## TASK DETAILS
Drop the pictures from the entries below, then reproduce the rest exactly.
--- Start of ENTRIES ---
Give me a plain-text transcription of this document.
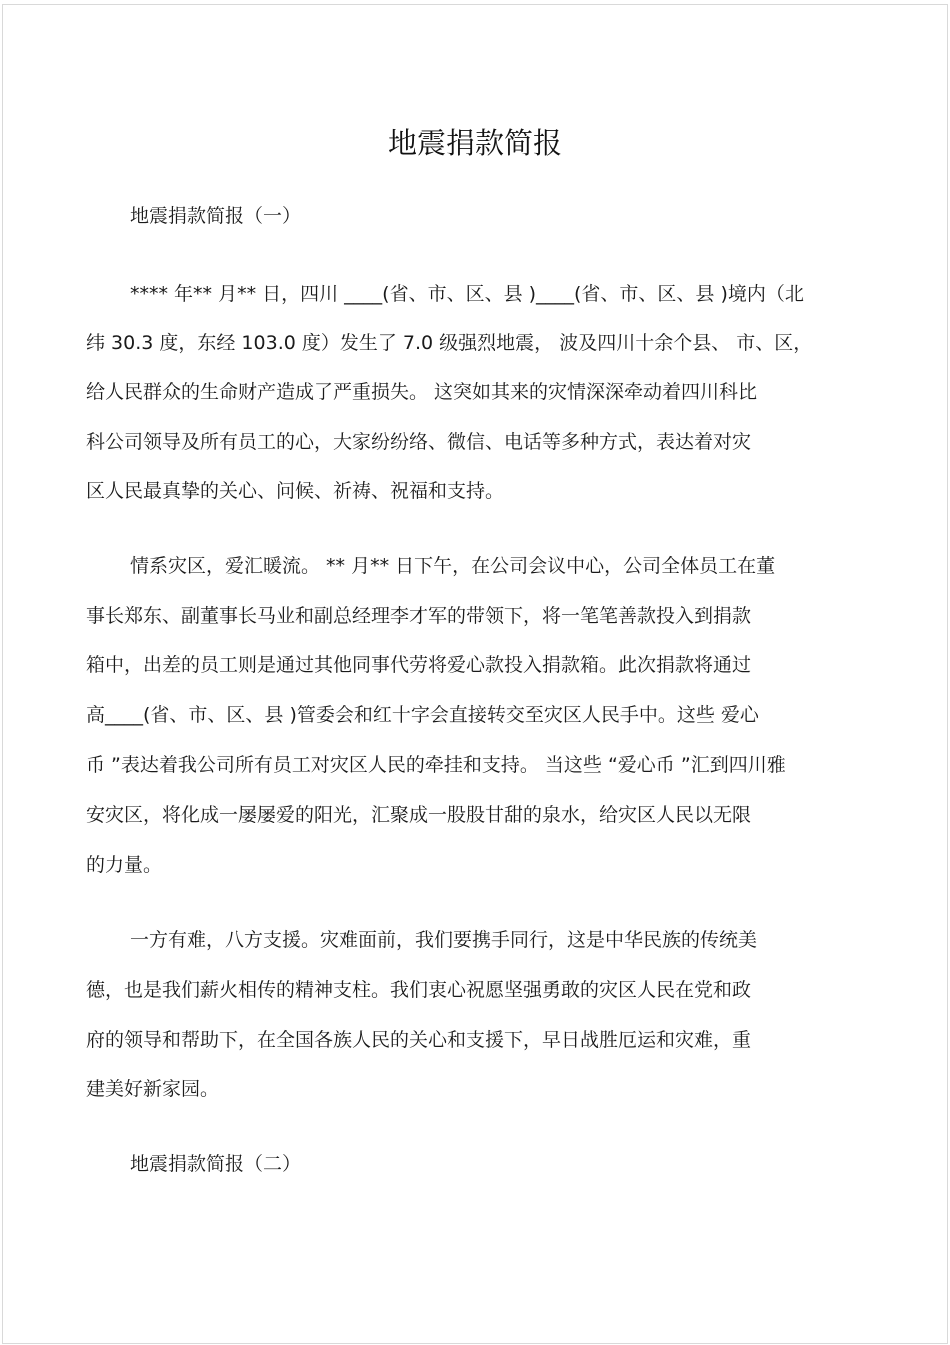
地震捐款简报
地震捐款简报（一）
**** 年** 月** 日，四川 ____(省、市、区、县 )____(省、市、区、县 )境内（北
纬 30.3 度，东经 103.0 度）发生了 7.0 级强烈地震， 波及四川十余个县、 市、区，
给人民群众的生命财产造成了严重损失。 这突如其来的灾情深深牵动着四川科比
科公司领导及所有员工的心，大家纷纷络、微信、电话等多种方式，表达着对灾
区人民最真挚的关心、问候、祈祷、祝福和支持。
情系灾区，爱汇暖流。 ** 月** 日下午，在公司会议中心，公司全体员工在董
事长郑东、副董事长马业和副总经理李才军的带领下，将一笔笔善款投入到捐款
箱中，出差的员工则是通过其他同事代劳将爱心款投入捐款箱。此次捐款将通过
高____(省、市、区、县 )管委会和红十字会直接转交至灾区人民手中。这些 爱心
币 ”表达着我公司所有员工对灾区人民的牵挂和支持。 当这些 “爱心币 ”汇到四川雅
安灾区，将化成一屡屡爱的阳光，汇聚成一股股甘甜的泉水，给灾区人民以无限
的力量。
一方有难，八方支援。灾难面前，我们要携手同行，这是中华民族的传统美
德，也是我们薪火相传的精神支柱。我们衷心祝愿坚强勇敢的灾区人民在党和政
府的领导和帮助下，在全国各族人民的关心和支援下，早日战胜厄运和灾难，重
建美好新家园。
地震捐款简报（二）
--- End of ENTRIES ---
## EXERCISE OUTPUT
Give me a plain-text transcription of this document.
地震捐款简报
地震捐款简报（一）
**** 年** 月** 日，四川 ____(省、市、区、县 )____(省、市、区、县 )境内（北
纬 30.3 度，东经 103.0 度）发生了 7.0 级强烈地震， 波及四川十余个县、 市、区，
给人民群众的生命财产造成了严重损失。 这突如其来的灾情深深牵动着四川科比
科公司领导及所有员工的心，大家纷纷络、微信、电话等多种方式，表达着对灾
区人民最真挚的关心、问候、祈祷、祝福和支持。
情系灾区，爱汇暖流。 ** 月** 日下午，在公司会议中心，公司全体员工在董
事长郑东、副董事长马业和副总经理李才军的带领下，将一笔笔善款投入到捐款
箱中，出差的员工则是通过其他同事代劳将爱心款投入捐款箱。此次捐款将通过
高____(省、市、区、县 )管委会和红十字会直接转交至灾区人民手中。这些 爱心
币 ”表达着我公司所有员工对灾区人民的牵挂和支持。 当这些 “爱心币 ”汇到四川雅
安灾区，将化成一屡屡爱的阳光，汇聚成一股股甘甜的泉水，给灾区人民以无限
的力量。
一方有难，八方支援。灾难面前，我们要携手同行，这是中华民族的传统美
德，也是我们薪火相传的精神支柱。我们衷心祝愿坚强勇敢的灾区人民在党和政
府的领导和帮助下，在全国各族人民的关心和支援下，早日战胜厄运和灾难，重
建美好新家园。
地震捐款简报（二）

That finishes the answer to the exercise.